--- What needs to be done ---
Print every entry exactly as written.

--- Given records ---
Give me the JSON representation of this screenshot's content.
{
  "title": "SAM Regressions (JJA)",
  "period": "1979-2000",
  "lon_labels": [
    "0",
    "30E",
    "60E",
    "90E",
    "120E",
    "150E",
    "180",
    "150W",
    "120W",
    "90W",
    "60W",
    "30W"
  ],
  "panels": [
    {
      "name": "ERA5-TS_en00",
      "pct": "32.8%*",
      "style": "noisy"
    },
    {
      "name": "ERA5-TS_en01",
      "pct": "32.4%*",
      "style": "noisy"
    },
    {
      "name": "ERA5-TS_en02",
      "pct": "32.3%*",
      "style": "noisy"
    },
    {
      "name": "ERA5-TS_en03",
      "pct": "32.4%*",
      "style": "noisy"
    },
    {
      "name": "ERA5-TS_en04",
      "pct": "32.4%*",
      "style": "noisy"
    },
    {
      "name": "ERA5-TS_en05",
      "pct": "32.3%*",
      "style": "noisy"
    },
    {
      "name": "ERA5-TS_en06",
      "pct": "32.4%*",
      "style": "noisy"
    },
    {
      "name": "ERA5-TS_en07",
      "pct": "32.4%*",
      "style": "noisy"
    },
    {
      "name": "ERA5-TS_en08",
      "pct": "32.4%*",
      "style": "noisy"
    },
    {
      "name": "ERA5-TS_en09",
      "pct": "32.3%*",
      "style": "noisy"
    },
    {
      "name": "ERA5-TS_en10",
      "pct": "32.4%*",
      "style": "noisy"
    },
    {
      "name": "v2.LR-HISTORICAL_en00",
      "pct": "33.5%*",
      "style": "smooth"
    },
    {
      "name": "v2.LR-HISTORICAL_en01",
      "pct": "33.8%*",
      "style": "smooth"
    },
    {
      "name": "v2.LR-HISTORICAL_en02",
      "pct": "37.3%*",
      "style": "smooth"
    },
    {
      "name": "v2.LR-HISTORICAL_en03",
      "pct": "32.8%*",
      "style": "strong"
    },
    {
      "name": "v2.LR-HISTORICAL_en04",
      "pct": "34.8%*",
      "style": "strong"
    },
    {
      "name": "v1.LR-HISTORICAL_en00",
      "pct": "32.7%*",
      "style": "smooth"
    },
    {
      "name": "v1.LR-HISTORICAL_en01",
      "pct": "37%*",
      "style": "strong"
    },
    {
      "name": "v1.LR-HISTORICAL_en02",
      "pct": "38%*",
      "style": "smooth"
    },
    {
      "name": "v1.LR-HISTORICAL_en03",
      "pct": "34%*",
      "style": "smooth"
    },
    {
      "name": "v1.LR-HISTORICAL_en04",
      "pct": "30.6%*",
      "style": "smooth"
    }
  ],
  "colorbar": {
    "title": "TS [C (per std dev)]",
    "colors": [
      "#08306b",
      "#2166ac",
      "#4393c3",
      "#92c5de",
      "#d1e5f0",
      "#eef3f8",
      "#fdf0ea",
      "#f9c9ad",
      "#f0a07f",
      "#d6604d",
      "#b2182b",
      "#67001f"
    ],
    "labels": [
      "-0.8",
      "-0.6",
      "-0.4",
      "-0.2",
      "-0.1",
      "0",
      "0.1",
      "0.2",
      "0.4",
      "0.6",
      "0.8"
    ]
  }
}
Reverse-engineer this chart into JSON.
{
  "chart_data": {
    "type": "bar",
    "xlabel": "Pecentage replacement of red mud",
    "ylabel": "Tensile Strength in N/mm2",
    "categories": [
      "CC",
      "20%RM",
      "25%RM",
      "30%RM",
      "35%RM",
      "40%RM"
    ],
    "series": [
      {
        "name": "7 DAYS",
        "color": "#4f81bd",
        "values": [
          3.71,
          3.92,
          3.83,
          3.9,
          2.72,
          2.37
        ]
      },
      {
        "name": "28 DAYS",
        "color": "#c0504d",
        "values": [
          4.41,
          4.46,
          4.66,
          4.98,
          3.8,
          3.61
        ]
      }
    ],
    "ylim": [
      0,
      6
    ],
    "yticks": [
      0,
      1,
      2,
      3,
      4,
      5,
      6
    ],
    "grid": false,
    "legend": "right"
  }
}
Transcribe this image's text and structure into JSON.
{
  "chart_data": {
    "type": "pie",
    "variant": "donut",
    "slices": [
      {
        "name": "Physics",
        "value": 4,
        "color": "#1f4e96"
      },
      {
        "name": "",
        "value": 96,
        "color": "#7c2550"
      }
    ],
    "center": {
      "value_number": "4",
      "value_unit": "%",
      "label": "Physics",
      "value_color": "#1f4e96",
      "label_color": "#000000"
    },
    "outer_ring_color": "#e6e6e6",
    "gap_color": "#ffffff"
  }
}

--- Output of the exercise ---
Give me the JSON representation of this screenshot's content.
{
  "title": "SAM Regressions (JJA)",
  "period": "1979-2000",
  "lon_labels": [
    "0",
    "30E",
    "60E",
    "90E",
    "120E",
    "150E",
    "180",
    "150W",
    "120W",
    "90W",
    "60W",
    "30W"
  ],
  "panels": [
    {
      "name": "ERA5-TS_en00",
      "pct": "32.8%*",
      "style": "noisy"
    },
    {
      "name": "ERA5-TS_en01",
      "pct": "32.4%*",
      "style": "noisy"
    },
    {
      "name": "ERA5-TS_en02",
      "pct": "32.3%*",
      "style": "noisy"
    },
    {
      "name": "ERA5-TS_en03",
      "pct": "32.4%*",
      "style": "noisy"
    },
    {
      "name": "ERA5-TS_en04",
      "pct": "32.4%*",
      "style": "noisy"
    },
    {
      "name": "ERA5-TS_en05",
      "pct": "32.3%*",
      "style": "noisy"
    },
    {
      "name": "ERA5-TS_en06",
      "pct": "32.4%*",
      "style": "noisy"
    },
    {
      "name": "ERA5-TS_en07",
      "pct": "32.4%*",
      "style": "noisy"
    },
    {
      "name": "ERA5-TS_en08",
      "pct": "32.4%*",
      "style": "noisy"
    },
    {
      "name": "ERA5-TS_en09",
      "pct": "32.3%*",
      "style": "noisy"
    },
    {
      "name": "ERA5-TS_en10",
      "pct": "32.4%*",
      "style": "noisy"
    },
    {
      "name": "v2.LR-HISTORICAL_en00",
      "pct": "33.5%*",
      "style": "smooth"
    },
    {
      "name": "v2.LR-HISTORICAL_en01",
      "pct": "33.8%*",
      "style": "smooth"
    },
    {
      "name": "v2.LR-HISTORICAL_en02",
      "pct": "37.3%*",
      "style": "smooth"
    },
    {
      "name": "v2.LR-HISTORICAL_en03",
      "pct": "32.8%*",
      "style": "strong"
    },
    {
      "name": "v2.LR-HISTORICAL_en04",
      "pct": "34.8%*",
      "style": "strong"
    },
    {
      "name": "v1.LR-HISTORICAL_en00",
      "pct": "32.7%*",
      "style": "smooth"
    },
    {
      "name": "v1.LR-HISTORICAL_en01",
      "pct": "37%*",
      "style": "strong"
    },
    {
      "name": "v1.LR-HISTORICAL_en02",
      "pct": "38%*",
      "style": "smooth"
    },
    {
      "name": "v1.LR-HISTORICAL_en03",
      "pct": "34%*",
      "style": "smooth"
    },
    {
      "name": "v1.LR-HISTORICAL_en04",
      "pct": "30.6%*",
      "style": "smooth"
    }
  ],
  "colorbar": {
    "title": "TS [C (per std dev)]",
    "colors": [
      "#08306b",
      "#2166ac",
      "#4393c3",
      "#92c5de",
      "#d1e5f0",
      "#eef3f8",
      "#fdf0ea",
      "#f9c9ad",
      "#f0a07f",
      "#d6604d",
      "#b2182b",
      "#67001f"
    ],
    "labels": [
      "-0.8",
      "-0.6",
      "-0.4",
      "-0.2",
      "-0.1",
      "0",
      "0.1",
      "0.2",
      "0.4",
      "0.6",
      "0.8"
    ]
  }
}
Reverse-engineer this chart into JSON.
{
  "chart_data": {
    "type": "bar",
    "xlabel": "Pecentage replacement of red mud",
    "ylabel": "Tensile Strength in N/mm2",
    "categories": [
      "CC",
      "20%RM",
      "25%RM",
      "30%RM",
      "35%RM",
      "40%RM"
    ],
    "series": [
      {
        "name": "7 DAYS",
        "color": "#4f81bd",
        "values": [
          3.71,
          3.92,
          3.83,
          3.9,
          2.72,
          2.37
        ]
      },
      {
        "name": "28 DAYS",
        "color": "#c0504d",
        "values": [
          4.41,
          4.46,
          4.66,
          4.98,
          3.8,
          3.61
        ]
      }
    ],
    "ylim": [
      0,
      6
    ],
    "yticks": [
      0,
      1,
      2,
      3,
      4,
      5,
      6
    ],
    "grid": false,
    "legend": "right"
  }
}
Transcribe this image's text and structure into JSON.
{
  "chart_data": {
    "type": "pie",
    "variant": "donut",
    "slices": [
      {
        "name": "Physics",
        "value": 4,
        "color": "#1f4e96"
      },
      {
        "name": "",
        "value": 96,
        "color": "#7c2550"
      }
    ],
    "center": {
      "value_number": "4",
      "value_unit": "%",
      "label": "Physics",
      "value_color": "#1f4e96",
      "label_color": "#000000"
    },
    "outer_ring_color": "#e6e6e6",
    "gap_color": "#ffffff"
  }
}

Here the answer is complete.